A run of records:
+ + + +

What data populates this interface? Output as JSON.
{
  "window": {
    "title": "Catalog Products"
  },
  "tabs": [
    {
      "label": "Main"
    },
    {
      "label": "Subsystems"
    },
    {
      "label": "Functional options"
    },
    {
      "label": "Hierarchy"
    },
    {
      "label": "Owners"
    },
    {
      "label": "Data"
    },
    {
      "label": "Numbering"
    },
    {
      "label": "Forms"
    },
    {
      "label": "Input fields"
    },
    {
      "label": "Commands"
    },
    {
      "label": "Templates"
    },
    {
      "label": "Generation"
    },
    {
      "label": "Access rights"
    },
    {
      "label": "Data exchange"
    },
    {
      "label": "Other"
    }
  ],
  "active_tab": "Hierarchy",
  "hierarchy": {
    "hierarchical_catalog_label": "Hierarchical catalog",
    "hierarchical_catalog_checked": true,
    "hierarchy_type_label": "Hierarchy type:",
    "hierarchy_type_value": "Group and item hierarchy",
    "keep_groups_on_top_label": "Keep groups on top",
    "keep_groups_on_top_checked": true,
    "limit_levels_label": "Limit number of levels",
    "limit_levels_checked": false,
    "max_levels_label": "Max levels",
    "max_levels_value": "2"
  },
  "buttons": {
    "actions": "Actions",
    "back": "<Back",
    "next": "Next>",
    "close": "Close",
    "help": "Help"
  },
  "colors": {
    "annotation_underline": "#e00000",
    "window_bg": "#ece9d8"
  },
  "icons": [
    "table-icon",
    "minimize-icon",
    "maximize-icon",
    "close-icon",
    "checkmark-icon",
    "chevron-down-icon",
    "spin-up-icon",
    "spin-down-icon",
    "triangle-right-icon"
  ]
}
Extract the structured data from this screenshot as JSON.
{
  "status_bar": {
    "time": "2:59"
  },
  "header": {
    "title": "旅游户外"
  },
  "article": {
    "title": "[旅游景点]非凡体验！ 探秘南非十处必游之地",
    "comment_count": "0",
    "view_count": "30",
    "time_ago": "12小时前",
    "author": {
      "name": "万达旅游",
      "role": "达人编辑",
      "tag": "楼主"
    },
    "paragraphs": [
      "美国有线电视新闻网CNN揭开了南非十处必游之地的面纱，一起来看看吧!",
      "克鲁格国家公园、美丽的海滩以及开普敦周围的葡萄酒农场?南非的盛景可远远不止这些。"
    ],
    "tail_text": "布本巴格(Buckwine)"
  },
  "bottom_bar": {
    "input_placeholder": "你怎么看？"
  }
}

+ + + +

_Exercise goal_
Please output every record, keeping each line exact.

_Task output_
What data populates this interface? Output as JSON.
{
  "window": {
    "title": "Catalog Products"
  },
  "tabs": [
    {
      "label": "Main"
    },
    {
      "label": "Subsystems"
    },
    {
      "label": "Functional options"
    },
    {
      "label": "Hierarchy"
    },
    {
      "label": "Owners"
    },
    {
      "label": "Data"
    },
    {
      "label": "Numbering"
    },
    {
      "label": "Forms"
    },
    {
      "label": "Input fields"
    },
    {
      "label": "Commands"
    },
    {
      "label": "Templates"
    },
    {
      "label": "Generation"
    },
    {
      "label": "Access rights"
    },
    {
      "label": "Data exchange"
    },
    {
      "label": "Other"
    }
  ],
  "active_tab": "Hierarchy",
  "hierarchy": {
    "hierarchical_catalog_label": "Hierarchical catalog",
    "hierarchical_catalog_checked": true,
    "hierarchy_type_label": "Hierarchy type:",
    "hierarchy_type_value": "Group and item hierarchy",
    "keep_groups_on_top_label": "Keep groups on top",
    "keep_groups_on_top_checked": true,
    "limit_levels_label": "Limit number of levels",
    "limit_levels_checked": false,
    "max_levels_label": "Max levels",
    "max_levels_value": "2"
  },
  "buttons": {
    "actions": "Actions",
    "back": "<Back",
    "next": "Next>",
    "close": "Close",
    "help": "Help"
  },
  "colors": {
    "annotation_underline": "#e00000",
    "window_bg": "#ece9d8"
  },
  "icons": [
    "table-icon",
    "minimize-icon",
    "maximize-icon",
    "close-icon",
    "checkmark-icon",
    "chevron-down-icon",
    "spin-up-icon",
    "spin-down-icon",
    "triangle-right-icon"
  ]
}
Extract the structured data from this screenshot as JSON.
{
  "status_bar": {
    "time": "2:59"
  },
  "header": {
    "title": "旅游户外"
  },
  "article": {
    "title": "[旅游景点]非凡体验！ 探秘南非十处必游之地",
    "comment_count": "0",
    "view_count": "30",
    "time_ago": "12小时前",
    "author": {
      "name": "万达旅游",
      "role": "达人编辑",
      "tag": "楼主"
    },
    "paragraphs": [
      "美国有线电视新闻网CNN揭开了南非十处必游之地的面纱，一起来看看吧!",
      "克鲁格国家公园、美丽的海滩以及开普敦周围的葡萄酒农场?南非的盛景可远远不止这些。"
    ],
    "tail_text": "布本巴格(Buckwine)"
  },
  "bottom_bar": {
    "input_placeholder": "你怎么看？"
  }
}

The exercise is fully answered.